- **Task prompt**: Take all the material and copy it exactly.

- **Rows**:
┄┄┄┄┄┄┄┄┄┄┄┄┄┄┄┄┄┄┄┄

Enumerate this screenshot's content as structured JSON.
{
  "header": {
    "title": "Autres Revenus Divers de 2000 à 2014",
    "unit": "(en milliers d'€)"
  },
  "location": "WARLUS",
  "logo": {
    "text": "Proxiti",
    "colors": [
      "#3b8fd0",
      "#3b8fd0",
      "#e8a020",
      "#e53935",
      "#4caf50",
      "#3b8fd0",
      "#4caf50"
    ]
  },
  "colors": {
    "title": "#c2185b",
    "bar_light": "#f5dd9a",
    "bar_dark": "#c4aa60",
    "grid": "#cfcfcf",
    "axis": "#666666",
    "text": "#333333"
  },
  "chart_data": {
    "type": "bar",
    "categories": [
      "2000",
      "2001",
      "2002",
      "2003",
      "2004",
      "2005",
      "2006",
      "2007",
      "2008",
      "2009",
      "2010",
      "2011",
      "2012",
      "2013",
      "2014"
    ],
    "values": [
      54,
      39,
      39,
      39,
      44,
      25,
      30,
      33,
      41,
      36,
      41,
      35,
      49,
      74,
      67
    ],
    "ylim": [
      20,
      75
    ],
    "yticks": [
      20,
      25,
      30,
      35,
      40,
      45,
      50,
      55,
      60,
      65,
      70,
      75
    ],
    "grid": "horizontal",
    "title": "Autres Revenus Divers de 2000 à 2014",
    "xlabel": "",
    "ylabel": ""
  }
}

┄┄┄┄┄┄┄┄┄┄┄┄┄┄┄┄┄┄┄┄

- **Worked solution**:
Enumerate this screenshot's content as structured JSON.
{
  "header": {
    "title": "Autres Revenus Divers de 2000 à 2014",
    "unit": "(en milliers d'€)"
  },
  "location": "WARLUS",
  "logo": {
    "text": "Proxiti",
    "colors": [
      "#3b8fd0",
      "#3b8fd0",
      "#e8a020",
      "#e53935",
      "#4caf50",
      "#3b8fd0",
      "#4caf50"
    ]
  },
  "colors": {
    "title": "#c2185b",
    "bar_light": "#f5dd9a",
    "bar_dark": "#c4aa60",
    "grid": "#cfcfcf",
    "axis": "#666666",
    "text": "#333333"
  },
  "chart_data": {
    "type": "bar",
    "categories": [
      "2000",
      "2001",
      "2002",
      "2003",
      "2004",
      "2005",
      "2006",
      "2007",
      "2008",
      "2009",
      "2010",
      "2011",
      "2012",
      "2013",
      "2014"
    ],
    "values": [
      54,
      39,
      39,
      39,
      44,
      25,
      30,
      33,
      41,
      36,
      41,
      35,
      49,
      74,
      67
    ],
    "ylim": [
      20,
      75
    ],
    "yticks": [
      20,
      25,
      30,
      35,
      40,
      45,
      50,
      55,
      60,
      65,
      70,
      75
    ],
    "grid": "horizontal",
    "title": "Autres Revenus Divers de 2000 à 2014",
    "xlabel": "",
    "ylabel": ""
  }
}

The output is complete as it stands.